— start of GIVEN RECORDS —

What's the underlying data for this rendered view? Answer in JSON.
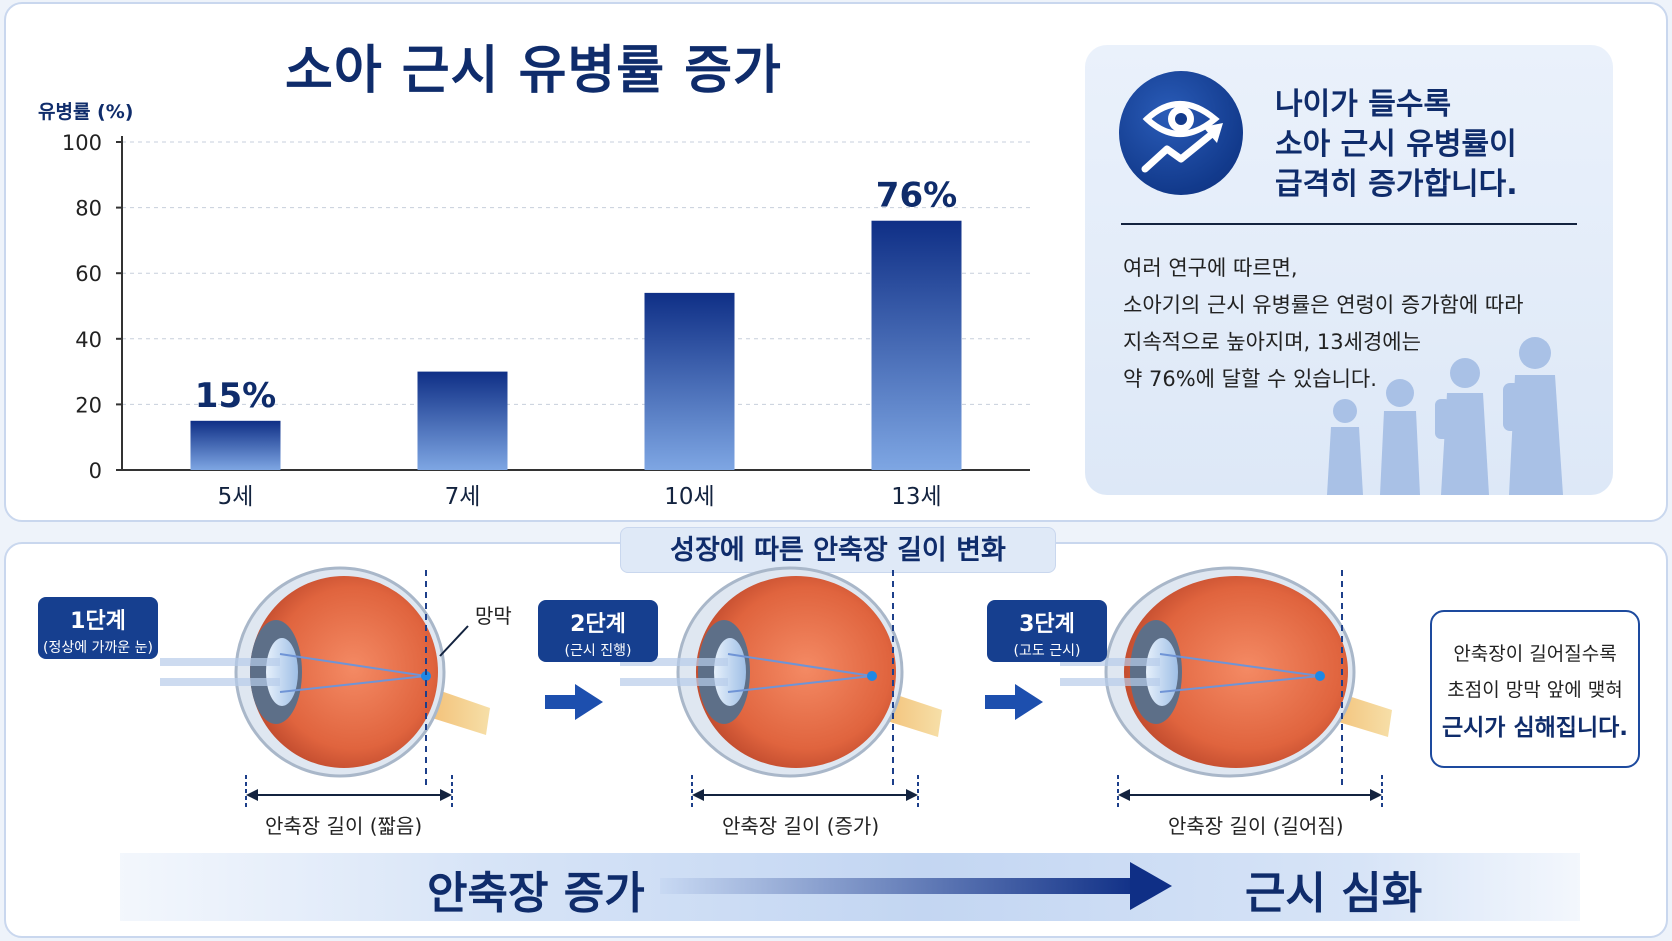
{
  "chart": {
    "title": "소아 근시 유병률 증가"
  },
  "chart_data": {
    "type": "bar",
    "categories": [
      "5세",
      "7세",
      "10세",
      "13세"
    ],
    "values": [
      15,
      30,
      54,
      76
    ],
    "data_labels": [
      "15%",
      "",
      "",
      "76%"
    ],
    "ylabel": "유병률 (%)",
    "yticks": [
      "0",
      "20",
      "40",
      "60",
      "80",
      "100"
    ],
    "ylim": [
      0,
      100
    ],
    "grid": true,
    "colors": {
      "bar_top": "#0f2f86",
      "bar_bottom": "#7ea6e3"
    }
  },
  "info": {
    "icon": "eye-trend-up-icon",
    "heading_lines": [
      "나이가 들수록",
      "소아 근시 유병률이",
      "급격히 증가합니다."
    ],
    "body_lines": [
      "여러 연구에 따르면,",
      "소아기의 근시 유병률은 연령이 증가함에 따라",
      "지속적으로 높아지며, 13세경에는",
      "약 76%에 달할 수 있습니다."
    ]
  },
  "growth": {
    "title": "성장에 따른 안축장 길이 변화",
    "retina_label": "망막",
    "stages": [
      {
        "title": "1단계",
        "subtitle": "(정상에 가까운 눈)",
        "axial_label": "안축장 길이 (짧음)"
      },
      {
        "title": "2단계",
        "subtitle": "(근시 진행)",
        "axial_label": "안축장 길이 (증가)"
      },
      {
        "title": "3단계",
        "subtitle": "(고도 근시)",
        "axial_label": "안축장 길이 (길어짐)"
      }
    ],
    "note_lines": [
      "안축장이 길어질수록",
      "초점이 망막 앞에 맺혀",
      "근시가 심해집니다."
    ]
  },
  "band": {
    "left": "안축장 증가",
    "right": "근시 심화"
  }
}
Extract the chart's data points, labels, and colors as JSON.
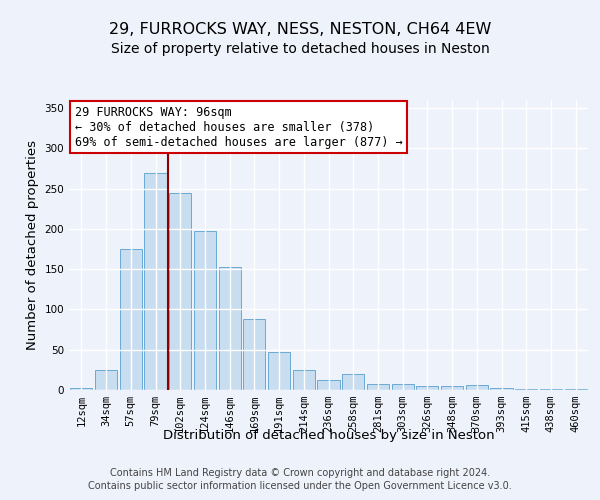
{
  "title_line1": "29, FURROCKS WAY, NESS, NESTON, CH64 4EW",
  "title_line2": "Size of property relative to detached houses in Neston",
  "xlabel": "Distribution of detached houses by size in Neston",
  "ylabel": "Number of detached properties",
  "categories": [
    "12sqm",
    "34sqm",
    "57sqm",
    "79sqm",
    "102sqm",
    "124sqm",
    "146sqm",
    "169sqm",
    "191sqm",
    "214sqm",
    "236sqm",
    "258sqm",
    "281sqm",
    "303sqm",
    "326sqm",
    "348sqm",
    "370sqm",
    "393sqm",
    "415sqm",
    "438sqm",
    "460sqm"
  ],
  "values": [
    2,
    25,
    175,
    270,
    245,
    198,
    153,
    88,
    47,
    25,
    12,
    20,
    7,
    7,
    5,
    5,
    6,
    2,
    1,
    1,
    1
  ],
  "bar_color": "#c9ddf0",
  "bar_edge_color": "#6aaad4",
  "vline_x_index": 3.5,
  "vline_color": "#8b0000",
  "annotation_text": "29 FURROCKS WAY: 96sqm\n← 30% of detached houses are smaller (378)\n69% of semi-detached houses are larger (877) →",
  "annotation_box_color": "#ffffff",
  "annotation_box_edge": "#cc0000",
  "ylim": [
    0,
    360
  ],
  "yticks": [
    0,
    50,
    100,
    150,
    200,
    250,
    300,
    350
  ],
  "footer_line1": "Contains HM Land Registry data © Crown copyright and database right 2024.",
  "footer_line2": "Contains public sector information licensed under the Open Government Licence v3.0.",
  "bg_color": "#eef2fa",
  "plot_bg_color": "#eef2fa",
  "grid_color": "#ffffff",
  "title_fontsize": 11.5,
  "subtitle_fontsize": 10,
  "axis_label_fontsize": 9.5,
  "tick_fontsize": 7.5,
  "footer_fontsize": 7.0,
  "annotation_fontsize": 8.5
}
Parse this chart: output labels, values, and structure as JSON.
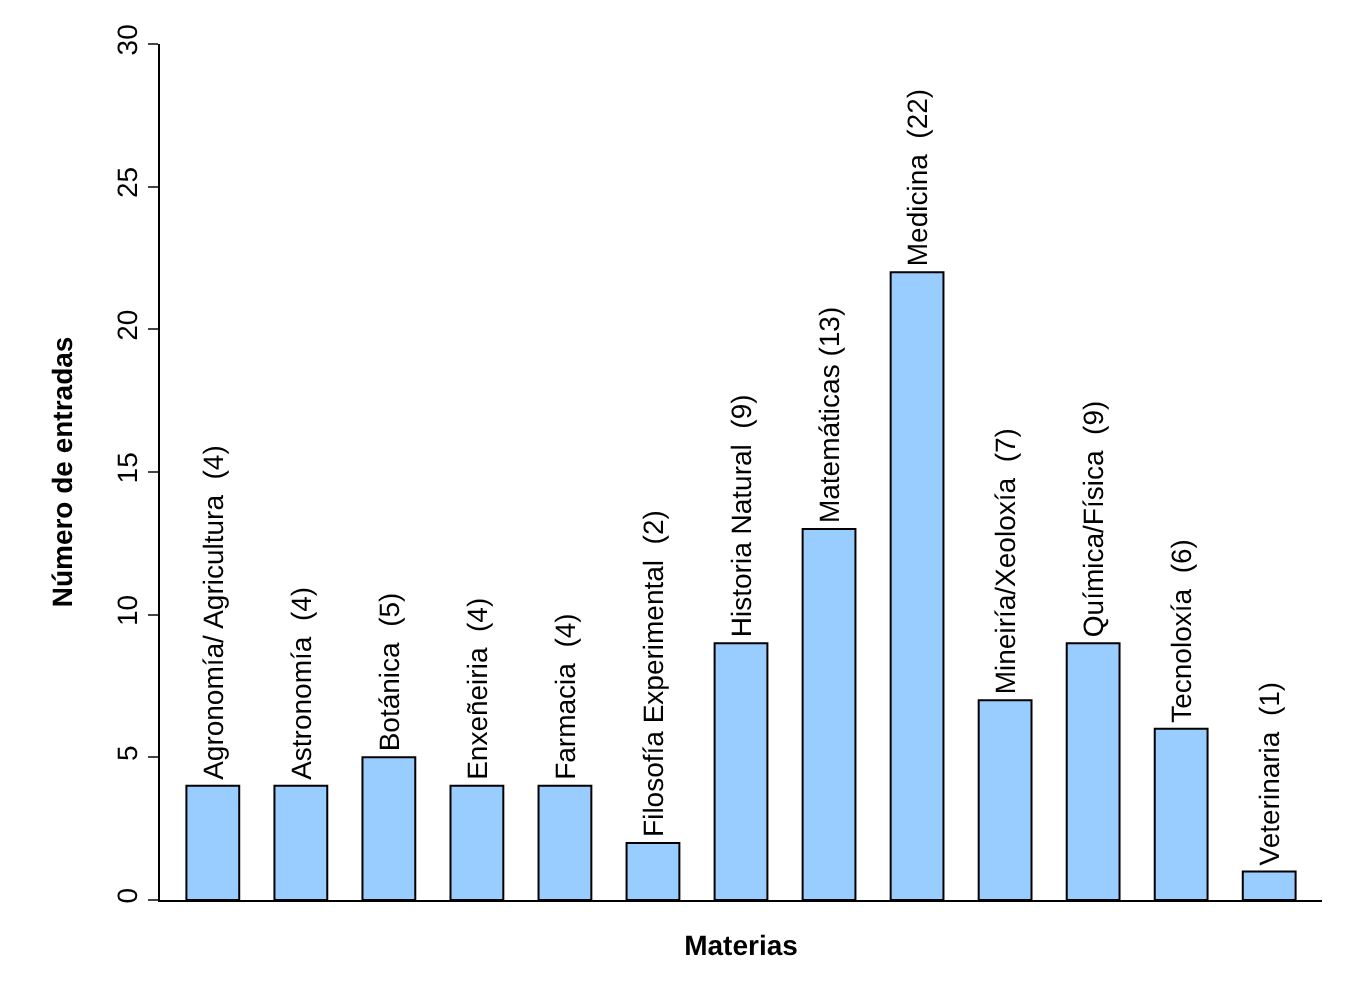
{
  "chart_data": {
    "type": "bar",
    "xlabel": "Materias",
    "ylabel": "Número de entradas",
    "categories": [
      null,
      null,
      null,
      null,
      null,
      null,
      null,
      null,
      null,
      null,
      null,
      null,
      null
    ],
    "values": [
      4,
      4,
      5,
      4,
      4,
      2,
      9,
      13,
      22,
      7,
      9,
      6,
      1
    ],
    "value_labels": [
      "Agronomía/ Agricultura  (4)",
      "Astronomía  (4)",
      "Botánica  (5)",
      "Enxeñeiria  (4)",
      "Farmacia  (4)",
      "Filosofía Experimental  (2)",
      "Historia Natural  (9)",
      "Matemáticas (13)",
      "Medicina  (22)",
      "Mineiría/Xeoloxía  (7)",
      "Química/Física  (9)",
      "Tecnoloxía  (6)",
      "Veterinaria  (1)"
    ],
    "color": "#99ccff",
    "ylim": [
      0,
      30
    ],
    "yticks": [
      0,
      5,
      10,
      15,
      20,
      25,
      30
    ]
  }
}
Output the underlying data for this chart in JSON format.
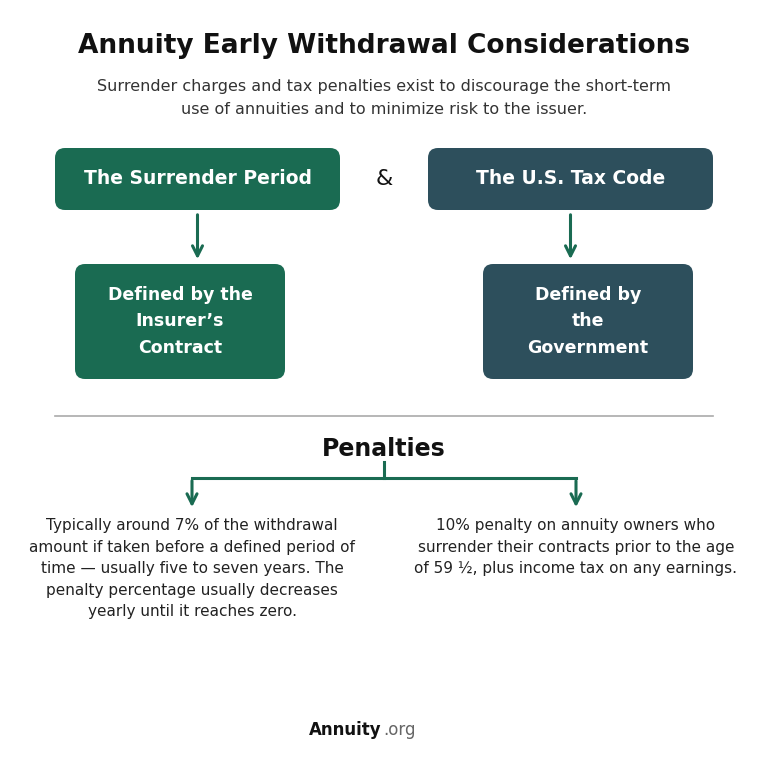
{
  "title": "Annuity Early Withdrawal Considerations",
  "subtitle": "Surrender charges and tax penalties exist to discourage the short-term\nuse of annuities and to minimize risk to the issuer.",
  "box1_title": "The Surrender Period",
  "box2_title": "The U.S. Tax Code",
  "ampersand": "&",
  "box3_title": "Defined by the\nInsurer’s\nContract",
  "box4_title": "Defined by\nthe\nGovernment",
  "penalties_title": "Penalties",
  "penalty1_text": "Typically around 7% of the withdrawal\namount if taken before a defined period of\ntime — usually five to seven years. The\npenalty percentage usually decreases\nyearly until it reaches zero.",
  "penalty2_text": "10% penalty on annuity owners who\nsurrender their contracts prior to the age\nof 59 ½, plus income tax on any earnings.",
  "footer_bold": "Annuity",
  "footer_light": ".org",
  "bg_color": "#ffffff",
  "box1_color": "#1a6b52",
  "box2_color": "#2d4f5c",
  "box3_color": "#1a6b52",
  "box4_color": "#2d4f5c",
  "arrow_color": "#1a6b52",
  "title_color": "#111111",
  "subtitle_color": "#333333",
  "penalties_color": "#111111",
  "body_text_color": "#222222",
  "divider_color": "#aaaaaa"
}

— end of GIVEN RECORDS —

### PROBLEM STATEMENT:
Output an exact copy of the material, with the pictures removed.

### REPLY TO THE TASK:
What's the underlying data for this rendered view? Answer in JSON.
{
  "chart": {
    "title": "소아 근시 유병률 증가"
  },
  "chart_data": {
    "type": "bar",
    "categories": [
      "5세",
      "7세",
      "10세",
      "13세"
    ],
    "values": [
      15,
      30,
      54,
      76
    ],
    "data_labels": [
      "15%",
      "",
      "",
      "76%"
    ],
    "ylabel": "유병률 (%)",
    "yticks": [
      "0",
      "20",
      "40",
      "60",
      "80",
      "100"
    ],
    "ylim": [
      0,
      100
    ],
    "grid": true,
    "colors": {
      "bar_top": "#0f2f86",
      "bar_bottom": "#7ea6e3"
    }
  },
  "info": {
    "icon": "eye-trend-up-icon",
    "heading_lines": [
      "나이가 들수록",
      "소아 근시 유병률이",
      "급격히 증가합니다."
    ],
    "body_lines": [
      "여러 연구에 따르면,",
      "소아기의 근시 유병률은 연령이 증가함에 따라",
      "지속적으로 높아지며, 13세경에는",
      "약 76%에 달할 수 있습니다."
    ]
  },
  "growth": {
    "title": "성장에 따른 안축장 길이 변화",
    "retina_label": "망막",
    "stages": [
      {
        "title": "1단계",
        "subtitle": "(정상에 가까운 눈)",
        "axial_label": "안축장 길이 (짧음)"
      },
      {
        "title": "2단계",
        "subtitle": "(근시 진행)",
        "axial_label": "안축장 길이 (증가)"
      },
      {
        "title": "3단계",
        "subtitle": "(고도 근시)",
        "axial_label": "안축장 길이 (길어짐)"
      }
    ],
    "note_lines": [
      "안축장이 길어질수록",
      "초점이 망막 앞에 맺혀",
      "근시가 심해집니다."
    ]
  },
  "band": {
    "left": "안축장 증가",
    "right": "근시 심화"
  }
}
Extract the chart's data points, labels, and colors as JSON.
{
  "title_line1": "29, FURROCKS WAY, NESS, NESTON, CH64 4EW",
  "title_line2": "Size of property relative to detached houses in Neston",
  "xlabel": "Distribution of detached houses by size in Neston",
  "ylabel": "Number of detached properties",
  "categories": [
    "12sqm",
    "34sqm",
    "57sqm",
    "79sqm",
    "102sqm",
    "124sqm",
    "146sqm",
    "169sqm",
    "191sqm",
    "214sqm",
    "236sqm",
    "258sqm",
    "281sqm",
    "303sqm",
    "326sqm",
    "348sqm",
    "370sqm",
    "393sqm",
    "415sqm",
    "438sqm",
    "460sqm"
  ],
  "values": [
    2,
    25,
    175,
    270,
    245,
    198,
    153,
    88,
    47,
    25,
    12,
    20,
    7,
    7,
    5,
    5,
    6,
    2,
    1,
    1,
    1
  ],
  "bar_color": "#c9ddf0",
  "bar_edge_color": "#6aaad4",
  "vline_x_index": 3.5,
  "vline_color": "#8b0000",
  "annotation_text": "29 FURROCKS WAY: 96sqm\n← 30% of detached houses are smaller (378)\n69% of semi-detached houses are larger (877) →",
  "annotation_box_color": "#ffffff",
  "annotation_box_edge": "#cc0000",
  "ylim": [
    0,
    360
  ],
  "yticks": [
    0,
    50,
    100,
    150,
    200,
    250,
    300,
    350
  ],
  "footer_line1": "Contains HM Land Registry data © Crown copyright and database right 2024.",
  "footer_line2": "Contains public sector information licensed under the Open Government Licence v3.0.",
  "bg_color": "#eef2fa",
  "plot_bg_color": "#eef2fa",
  "grid_color": "#ffffff",
  "title_fontsize": 11.5,
  "subtitle_fontsize": 10,
  "axis_label_fontsize": 9.5,
  "tick_fontsize": 7.5,
  "footer_fontsize": 7.0,
  "annotation_fontsize": 8.5
}
Parse this chart: output labels, values, and structure as JSON.
{
  "chart_data": {
    "type": "bar",
    "xlabel": "Materias",
    "ylabel": "Número de entradas",
    "categories": [
      null,
      null,
      null,
      null,
      null,
      null,
      null,
      null,
      null,
      null,
      null,
      null,
      null
    ],
    "values": [
      4,
      4,
      5,
      4,
      4,
      2,
      9,
      13,
      22,
      7,
      9,
      6,
      1
    ],
    "value_labels": [
      "Agronomía/ Agricultura  (4)",
      "Astronomía  (4)",
      "Botánica  (5)",
      "Enxeñeiria  (4)",
      "Farmacia  (4)",
      "Filosofía Experimental  (2)",
      "Historia Natural  (9)",
      "Matemáticas (13)",
      "Medicina  (22)",
      "Mineiría/Xeoloxía  (7)",
      "Química/Física  (9)",
      "Tecnoloxía  (6)",
      "Veterinaria  (1)"
    ],
    "color": "#99ccff",
    "ylim": [
      0,
      30
    ],
    "yticks": [
      0,
      5,
      10,
      15,
      20,
      25,
      30
    ]
  }
}
Output the underlying data for this chart in JSON format.
{
  "title": "Annuity Early Withdrawal Considerations",
  "subtitle": "Surrender charges and tax penalties exist to discourage the short-term\nuse of annuities and to minimize risk to the issuer.",
  "box1_title": "The Surrender Period",
  "box2_title": "The U.S. Tax Code",
  "ampersand": "&",
  "box3_title": "Defined by the\nInsurer’s\nContract",
  "box4_title": "Defined by\nthe\nGovernment",
  "penalties_title": "Penalties",
  "penalty1_text": "Typically around 7% of the withdrawal\namount if taken before a defined period of\ntime — usually five to seven years. The\npenalty percentage usually decreases\nyearly until it reaches zero.",
  "penalty2_text": "10% penalty on annuity owners who\nsurrender their contracts prior to the age\nof 59 ½, plus income tax on any earnings.",
  "footer_bold": "Annuity",
  "footer_light": ".org",
  "bg_color": "#ffffff",
  "box1_color": "#1a6b52",
  "box2_color": "#2d4f5c",
  "box3_color": "#1a6b52",
  "box4_color": "#2d4f5c",
  "arrow_color": "#1a6b52",
  "title_color": "#111111",
  "subtitle_color": "#333333",
  "penalties_color": "#111111",
  "body_text_color": "#222222",
  "divider_color": "#aaaaaa"
}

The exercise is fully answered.